'''

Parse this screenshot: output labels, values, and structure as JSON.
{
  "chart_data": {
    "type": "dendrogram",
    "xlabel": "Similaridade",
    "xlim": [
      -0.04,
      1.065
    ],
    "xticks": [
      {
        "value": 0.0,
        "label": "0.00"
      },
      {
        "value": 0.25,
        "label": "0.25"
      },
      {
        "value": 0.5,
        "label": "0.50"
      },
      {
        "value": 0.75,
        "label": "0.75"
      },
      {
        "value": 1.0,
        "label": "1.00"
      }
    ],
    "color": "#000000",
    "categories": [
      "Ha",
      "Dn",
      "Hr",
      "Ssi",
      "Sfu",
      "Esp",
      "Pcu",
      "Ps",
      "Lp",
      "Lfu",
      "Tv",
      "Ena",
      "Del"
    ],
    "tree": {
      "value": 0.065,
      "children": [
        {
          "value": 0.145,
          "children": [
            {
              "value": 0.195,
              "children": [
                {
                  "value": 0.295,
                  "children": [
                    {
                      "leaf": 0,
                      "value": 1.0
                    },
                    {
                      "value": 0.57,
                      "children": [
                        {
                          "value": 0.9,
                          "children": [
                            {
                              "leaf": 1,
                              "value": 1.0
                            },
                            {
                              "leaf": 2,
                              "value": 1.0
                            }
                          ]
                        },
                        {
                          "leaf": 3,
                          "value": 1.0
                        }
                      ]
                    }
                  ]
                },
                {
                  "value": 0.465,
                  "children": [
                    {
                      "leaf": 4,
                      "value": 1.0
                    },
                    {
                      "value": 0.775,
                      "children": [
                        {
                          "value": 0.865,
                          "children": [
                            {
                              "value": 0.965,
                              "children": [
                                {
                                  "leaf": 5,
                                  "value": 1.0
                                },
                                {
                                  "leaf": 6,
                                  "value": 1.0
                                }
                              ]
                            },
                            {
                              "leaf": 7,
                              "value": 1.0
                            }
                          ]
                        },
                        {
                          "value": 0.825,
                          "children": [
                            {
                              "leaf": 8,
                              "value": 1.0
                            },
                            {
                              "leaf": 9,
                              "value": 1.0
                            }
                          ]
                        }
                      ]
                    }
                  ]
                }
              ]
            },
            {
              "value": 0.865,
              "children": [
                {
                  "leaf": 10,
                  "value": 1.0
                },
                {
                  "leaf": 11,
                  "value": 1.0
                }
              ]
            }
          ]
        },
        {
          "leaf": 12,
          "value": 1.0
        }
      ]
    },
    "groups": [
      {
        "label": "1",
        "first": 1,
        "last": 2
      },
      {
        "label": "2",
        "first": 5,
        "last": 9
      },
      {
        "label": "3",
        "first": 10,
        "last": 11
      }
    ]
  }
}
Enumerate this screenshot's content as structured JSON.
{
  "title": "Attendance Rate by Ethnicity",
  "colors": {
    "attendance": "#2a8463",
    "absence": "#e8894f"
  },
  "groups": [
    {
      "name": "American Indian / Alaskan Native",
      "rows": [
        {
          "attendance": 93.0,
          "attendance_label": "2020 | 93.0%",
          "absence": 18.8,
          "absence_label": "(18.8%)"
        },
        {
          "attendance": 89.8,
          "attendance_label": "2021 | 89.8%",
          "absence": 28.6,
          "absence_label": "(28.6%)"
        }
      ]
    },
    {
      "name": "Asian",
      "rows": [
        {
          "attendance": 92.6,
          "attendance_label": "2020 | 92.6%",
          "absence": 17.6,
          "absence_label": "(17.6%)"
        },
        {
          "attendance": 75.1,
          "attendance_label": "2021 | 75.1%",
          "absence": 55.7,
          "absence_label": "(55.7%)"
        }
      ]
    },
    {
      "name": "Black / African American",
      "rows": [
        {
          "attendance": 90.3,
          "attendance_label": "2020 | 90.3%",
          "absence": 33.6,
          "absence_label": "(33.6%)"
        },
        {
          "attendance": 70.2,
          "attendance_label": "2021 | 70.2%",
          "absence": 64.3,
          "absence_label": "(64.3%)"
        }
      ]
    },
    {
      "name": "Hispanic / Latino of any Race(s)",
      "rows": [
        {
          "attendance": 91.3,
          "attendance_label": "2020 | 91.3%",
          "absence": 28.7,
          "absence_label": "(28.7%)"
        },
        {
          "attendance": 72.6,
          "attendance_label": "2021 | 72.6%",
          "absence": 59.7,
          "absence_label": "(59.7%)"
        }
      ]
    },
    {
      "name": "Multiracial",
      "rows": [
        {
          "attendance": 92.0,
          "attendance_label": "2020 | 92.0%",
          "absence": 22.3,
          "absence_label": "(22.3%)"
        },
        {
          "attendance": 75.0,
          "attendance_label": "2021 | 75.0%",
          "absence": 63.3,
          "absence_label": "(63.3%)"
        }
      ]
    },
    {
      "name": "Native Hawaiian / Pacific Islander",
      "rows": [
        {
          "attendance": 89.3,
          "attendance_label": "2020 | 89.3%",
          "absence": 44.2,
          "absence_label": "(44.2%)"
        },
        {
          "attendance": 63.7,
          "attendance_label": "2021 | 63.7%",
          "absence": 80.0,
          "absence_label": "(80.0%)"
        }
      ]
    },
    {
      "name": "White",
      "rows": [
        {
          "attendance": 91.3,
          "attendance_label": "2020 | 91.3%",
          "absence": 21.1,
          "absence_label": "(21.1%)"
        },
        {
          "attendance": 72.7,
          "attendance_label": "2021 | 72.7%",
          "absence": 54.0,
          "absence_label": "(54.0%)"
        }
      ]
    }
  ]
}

'''

From the records above, extract everything verbatim.

SOLUTION TO THIS TASK
Parse this screenshot: output labels, values, and structure as JSON.
{
  "chart_data": {
    "type": "dendrogram",
    "xlabel": "Similaridade",
    "xlim": [
      -0.04,
      1.065
    ],
    "xticks": [
      {
        "value": 0.0,
        "label": "0.00"
      },
      {
        "value": 0.25,
        "label": "0.25"
      },
      {
        "value": 0.5,
        "label": "0.50"
      },
      {
        "value": 0.75,
        "label": "0.75"
      },
      {
        "value": 1.0,
        "label": "1.00"
      }
    ],
    "color": "#000000",
    "categories": [
      "Ha",
      "Dn",
      "Hr",
      "Ssi",
      "Sfu",
      "Esp",
      "Pcu",
      "Ps",
      "Lp",
      "Lfu",
      "Tv",
      "Ena",
      "Del"
    ],
    "tree": {
      "value": 0.065,
      "children": [
        {
          "value": 0.145,
          "children": [
            {
              "value": 0.195,
              "children": [
                {
                  "value": 0.295,
                  "children": [
                    {
                      "leaf": 0,
                      "value": 1.0
                    },
                    {
                      "value": 0.57,
                      "children": [
                        {
                          "value": 0.9,
                          "children": [
                            {
                              "leaf": 1,
                              "value": 1.0
                            },
                            {
                              "leaf": 2,
                              "value": 1.0
                            }
                          ]
                        },
                        {
                          "leaf": 3,
                          "value": 1.0
                        }
                      ]
                    }
                  ]
                },
                {
                  "value": 0.465,
                  "children": [
                    {
                      "leaf": 4,
                      "value": 1.0
                    },
                    {
                      "value": 0.775,
                      "children": [
                        {
                          "value": 0.865,
                          "children": [
                            {
                              "value": 0.965,
                              "children": [
                                {
                                  "leaf": 5,
                                  "value": 1.0
                                },
                                {
                                  "leaf": 6,
                                  "value": 1.0
                                }
                              ]
                            },
                            {
                              "leaf": 7,
                              "value": 1.0
                            }
                          ]
                        },
                        {
                          "value": 0.825,
                          "children": [
                            {
                              "leaf": 8,
                              "value": 1.0
                            },
                            {
                              "leaf": 9,
                              "value": 1.0
                            }
                          ]
                        }
                      ]
                    }
                  ]
                }
              ]
            },
            {
              "value": 0.865,
              "children": [
                {
                  "leaf": 10,
                  "value": 1.0
                },
                {
                  "leaf": 11,
                  "value": 1.0
                }
              ]
            }
          ]
        },
        {
          "leaf": 12,
          "value": 1.0
        }
      ]
    },
    "groups": [
      {
        "label": "1",
        "first": 1,
        "last": 2
      },
      {
        "label": "2",
        "first": 5,
        "last": 9
      },
      {
        "label": "3",
        "first": 10,
        "last": 11
      }
    ]
  }
}
Enumerate this screenshot's content as structured JSON.
{
  "title": "Attendance Rate by Ethnicity",
  "colors": {
    "attendance": "#2a8463",
    "absence": "#e8894f"
  },
  "groups": [
    {
      "name": "American Indian / Alaskan Native",
      "rows": [
        {
          "attendance": 93.0,
          "attendance_label": "2020 | 93.0%",
          "absence": 18.8,
          "absence_label": "(18.8%)"
        },
        {
          "attendance": 89.8,
          "attendance_label": "2021 | 89.8%",
          "absence": 28.6,
          "absence_label": "(28.6%)"
        }
      ]
    },
    {
      "name": "Asian",
      "rows": [
        {
          "attendance": 92.6,
          "attendance_label": "2020 | 92.6%",
          "absence": 17.6,
          "absence_label": "(17.6%)"
        },
        {
          "attendance": 75.1,
          "attendance_label": "2021 | 75.1%",
          "absence": 55.7,
          "absence_label": "(55.7%)"
        }
      ]
    },
    {
      "name": "Black / African American",
      "rows": [
        {
          "attendance": 90.3,
          "attendance_label": "2020 | 90.3%",
          "absence": 33.6,
          "absence_label": "(33.6%)"
        },
        {
          "attendance": 70.2,
          "attendance_label": "2021 | 70.2%",
          "absence": 64.3,
          "absence_label": "(64.3%)"
        }
      ]
    },
    {
      "name": "Hispanic / Latino of any Race(s)",
      "rows": [
        {
          "attendance": 91.3,
          "attendance_label": "2020 | 91.3%",
          "absence": 28.7,
          "absence_label": "(28.7%)"
        },
        {
          "attendance": 72.6,
          "attendance_label": "2021 | 72.6%",
          "absence": 59.7,
          "absence_label": "(59.7%)"
        }
      ]
    },
    {
      "name": "Multiracial",
      "rows": [
        {
          "attendance": 92.0,
          "attendance_label": "2020 | 92.0%",
          "absence": 22.3,
          "absence_label": "(22.3%)"
        },
        {
          "attendance": 75.0,
          "attendance_label": "2021 | 75.0%",
          "absence": 63.3,
          "absence_label": "(63.3%)"
        }
      ]
    },
    {
      "name": "Native Hawaiian / Pacific Islander",
      "rows": [
        {
          "attendance": 89.3,
          "attendance_label": "2020 | 89.3%",
          "absence": 44.2,
          "absence_label": "(44.2%)"
        },
        {
          "attendance": 63.7,
          "attendance_label": "2021 | 63.7%",
          "absence": 80.0,
          "absence_label": "(80.0%)"
        }
      ]
    },
    {
      "name": "White",
      "rows": [
        {
          "attendance": 91.3,
          "attendance_label": "2020 | 91.3%",
          "absence": 21.1,
          "absence_label": "(21.1%)"
        },
        {
          "attendance": 72.7,
          "attendance_label": "2021 | 72.7%",
          "absence": 54.0,
          "absence_label": "(54.0%)"
        }
      ]
    }
  ]
}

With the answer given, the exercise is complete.